------ DATA SUPPLIED
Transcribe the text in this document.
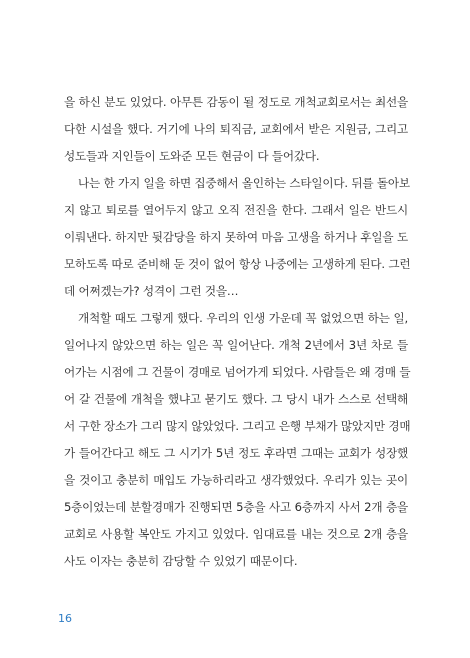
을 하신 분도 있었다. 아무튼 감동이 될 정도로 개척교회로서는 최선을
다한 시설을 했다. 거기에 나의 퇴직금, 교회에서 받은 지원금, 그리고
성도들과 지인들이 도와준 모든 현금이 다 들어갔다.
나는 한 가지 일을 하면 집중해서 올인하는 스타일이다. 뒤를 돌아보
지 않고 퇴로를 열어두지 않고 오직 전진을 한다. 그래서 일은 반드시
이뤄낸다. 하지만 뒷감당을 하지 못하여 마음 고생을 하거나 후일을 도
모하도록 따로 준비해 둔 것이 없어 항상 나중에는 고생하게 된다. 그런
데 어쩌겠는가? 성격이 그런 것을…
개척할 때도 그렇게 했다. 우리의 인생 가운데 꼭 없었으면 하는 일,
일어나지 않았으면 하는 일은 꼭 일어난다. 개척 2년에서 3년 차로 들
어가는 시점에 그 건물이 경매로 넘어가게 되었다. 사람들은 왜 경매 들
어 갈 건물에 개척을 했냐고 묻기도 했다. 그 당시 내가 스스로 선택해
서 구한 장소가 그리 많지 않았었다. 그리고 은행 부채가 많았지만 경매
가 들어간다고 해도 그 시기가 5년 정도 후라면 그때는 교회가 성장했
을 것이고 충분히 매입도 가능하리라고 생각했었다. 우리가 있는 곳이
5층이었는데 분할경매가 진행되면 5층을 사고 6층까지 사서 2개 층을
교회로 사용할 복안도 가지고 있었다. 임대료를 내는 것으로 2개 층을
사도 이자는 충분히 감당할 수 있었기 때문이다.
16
------------
OBJECTIVE
All of the material above needs to be restated exactly, with no pictures.

EXPECTED ANSWER
Transcribe the text in this document.
을 하신 분도 있었다. 아무튼 감동이 될 정도로 개척교회로서는 최선을
다한 시설을 했다. 거기에 나의 퇴직금, 교회에서 받은 지원금, 그리고
성도들과 지인들이 도와준 모든 현금이 다 들어갔다.
나는 한 가지 일을 하면 집중해서 올인하는 스타일이다. 뒤를 돌아보
지 않고 퇴로를 열어두지 않고 오직 전진을 한다. 그래서 일은 반드시
이뤄낸다. 하지만 뒷감당을 하지 못하여 마음 고생을 하거나 후일을 도
모하도록 따로 준비해 둔 것이 없어 항상 나중에는 고생하게 된다. 그런
데 어쩌겠는가? 성격이 그런 것을…
개척할 때도 그렇게 했다. 우리의 인생 가운데 꼭 없었으면 하는 일,
일어나지 않았으면 하는 일은 꼭 일어난다. 개척 2년에서 3년 차로 들
어가는 시점에 그 건물이 경매로 넘어가게 되었다. 사람들은 왜 경매 들
어 갈 건물에 개척을 했냐고 묻기도 했다. 그 당시 내가 스스로 선택해
서 구한 장소가 그리 많지 않았었다. 그리고 은행 부채가 많았지만 경매
가 들어간다고 해도 그 시기가 5년 정도 후라면 그때는 교회가 성장했
을 것이고 충분히 매입도 가능하리라고 생각했었다. 우리가 있는 곳이
5층이었는데 분할경매가 진행되면 5층을 사고 6층까지 사서 2개 층을
교회로 사용할 복안도 가지고 있었다. 임대료를 내는 것으로 2개 층을
사도 이자는 충분히 감당할 수 있었기 때문이다.
16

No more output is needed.